%%
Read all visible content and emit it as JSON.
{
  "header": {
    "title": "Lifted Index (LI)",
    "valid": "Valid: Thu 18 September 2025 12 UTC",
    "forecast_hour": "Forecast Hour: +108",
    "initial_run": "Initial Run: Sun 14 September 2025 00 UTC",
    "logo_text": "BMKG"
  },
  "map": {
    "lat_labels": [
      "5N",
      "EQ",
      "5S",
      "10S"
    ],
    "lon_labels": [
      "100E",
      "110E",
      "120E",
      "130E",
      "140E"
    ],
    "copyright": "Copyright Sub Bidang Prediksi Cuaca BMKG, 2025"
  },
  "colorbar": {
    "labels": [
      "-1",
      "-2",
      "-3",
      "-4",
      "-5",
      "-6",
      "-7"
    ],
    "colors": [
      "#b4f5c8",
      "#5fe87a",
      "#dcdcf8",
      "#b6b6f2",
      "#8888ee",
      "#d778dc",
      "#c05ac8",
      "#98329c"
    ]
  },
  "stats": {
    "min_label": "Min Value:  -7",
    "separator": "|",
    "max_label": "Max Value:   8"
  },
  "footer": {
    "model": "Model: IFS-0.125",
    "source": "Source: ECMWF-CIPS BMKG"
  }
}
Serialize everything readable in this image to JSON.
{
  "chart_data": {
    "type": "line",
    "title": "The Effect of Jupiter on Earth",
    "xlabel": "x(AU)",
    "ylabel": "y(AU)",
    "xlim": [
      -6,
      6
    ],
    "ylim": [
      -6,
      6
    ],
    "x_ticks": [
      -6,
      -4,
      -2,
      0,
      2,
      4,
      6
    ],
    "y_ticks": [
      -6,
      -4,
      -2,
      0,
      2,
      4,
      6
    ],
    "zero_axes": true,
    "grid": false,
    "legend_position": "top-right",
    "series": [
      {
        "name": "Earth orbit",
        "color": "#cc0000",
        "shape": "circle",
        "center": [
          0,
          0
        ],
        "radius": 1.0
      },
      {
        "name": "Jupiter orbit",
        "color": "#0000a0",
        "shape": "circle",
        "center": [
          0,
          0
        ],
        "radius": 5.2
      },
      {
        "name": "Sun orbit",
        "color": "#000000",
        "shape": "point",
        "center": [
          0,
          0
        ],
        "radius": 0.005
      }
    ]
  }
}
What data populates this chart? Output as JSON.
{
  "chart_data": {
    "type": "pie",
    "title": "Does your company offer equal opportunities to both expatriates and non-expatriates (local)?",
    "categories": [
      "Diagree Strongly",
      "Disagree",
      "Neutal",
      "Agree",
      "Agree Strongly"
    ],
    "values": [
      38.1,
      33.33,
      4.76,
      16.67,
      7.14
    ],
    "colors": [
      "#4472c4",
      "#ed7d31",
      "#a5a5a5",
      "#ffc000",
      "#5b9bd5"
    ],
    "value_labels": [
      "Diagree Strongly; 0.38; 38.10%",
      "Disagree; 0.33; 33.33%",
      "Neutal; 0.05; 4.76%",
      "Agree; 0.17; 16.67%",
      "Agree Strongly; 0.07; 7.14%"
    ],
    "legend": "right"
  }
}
%%
WHAT YOU SHOULD DO: Every line of the data above should be copied exactly.

THE OUTPUT:
Read all visible content and emit it as JSON.
{
  "header": {
    "title": "Lifted Index (LI)",
    "valid": "Valid: Thu 18 September 2025 12 UTC",
    "forecast_hour": "Forecast Hour: +108",
    "initial_run": "Initial Run: Sun 14 September 2025 00 UTC",
    "logo_text": "BMKG"
  },
  "map": {
    "lat_labels": [
      "5N",
      "EQ",
      "5S",
      "10S"
    ],
    "lon_labels": [
      "100E",
      "110E",
      "120E",
      "130E",
      "140E"
    ],
    "copyright": "Copyright Sub Bidang Prediksi Cuaca BMKG, 2025"
  },
  "colorbar": {
    "labels": [
      "-1",
      "-2",
      "-3",
      "-4",
      "-5",
      "-6",
      "-7"
    ],
    "colors": [
      "#b4f5c8",
      "#5fe87a",
      "#dcdcf8",
      "#b6b6f2",
      "#8888ee",
      "#d778dc",
      "#c05ac8",
      "#98329c"
    ]
  },
  "stats": {
    "min_label": "Min Value:  -7",
    "separator": "|",
    "max_label": "Max Value:   8"
  },
  "footer": {
    "model": "Model: IFS-0.125",
    "source": "Source: ECMWF-CIPS BMKG"
  }
}
Serialize everything readable in this image to JSON.
{
  "chart_data": {
    "type": "line",
    "title": "The Effect of Jupiter on Earth",
    "xlabel": "x(AU)",
    "ylabel": "y(AU)",
    "xlim": [
      -6,
      6
    ],
    "ylim": [
      -6,
      6
    ],
    "x_ticks": [
      -6,
      -4,
      -2,
      0,
      2,
      4,
      6
    ],
    "y_ticks": [
      -6,
      -4,
      -2,
      0,
      2,
      4,
      6
    ],
    "zero_axes": true,
    "grid": false,
    "legend_position": "top-right",
    "series": [
      {
        "name": "Earth orbit",
        "color": "#cc0000",
        "shape": "circle",
        "center": [
          0,
          0
        ],
        "radius": 1.0
      },
      {
        "name": "Jupiter orbit",
        "color": "#0000a0",
        "shape": "circle",
        "center": [
          0,
          0
        ],
        "radius": 5.2
      },
      {
        "name": "Sun orbit",
        "color": "#000000",
        "shape": "point",
        "center": [
          0,
          0
        ],
        "radius": 0.005
      }
    ]
  }
}
What data populates this chart? Output as JSON.
{
  "chart_data": {
    "type": "pie",
    "title": "Does your company offer equal opportunities to both expatriates and non-expatriates (local)?",
    "categories": [
      "Diagree Strongly",
      "Disagree",
      "Neutal",
      "Agree",
      "Agree Strongly"
    ],
    "values": [
      38.1,
      33.33,
      4.76,
      16.67,
      7.14
    ],
    "colors": [
      "#4472c4",
      "#ed7d31",
      "#a5a5a5",
      "#ffc000",
      "#5b9bd5"
    ],
    "value_labels": [
      "Diagree Strongly; 0.38; 38.10%",
      "Disagree; 0.33; 33.33%",
      "Neutal; 0.05; 4.76%",
      "Agree; 0.17; 16.67%",
      "Agree Strongly; 0.07; 7.14%"
    ],
    "legend": "right"
  }
}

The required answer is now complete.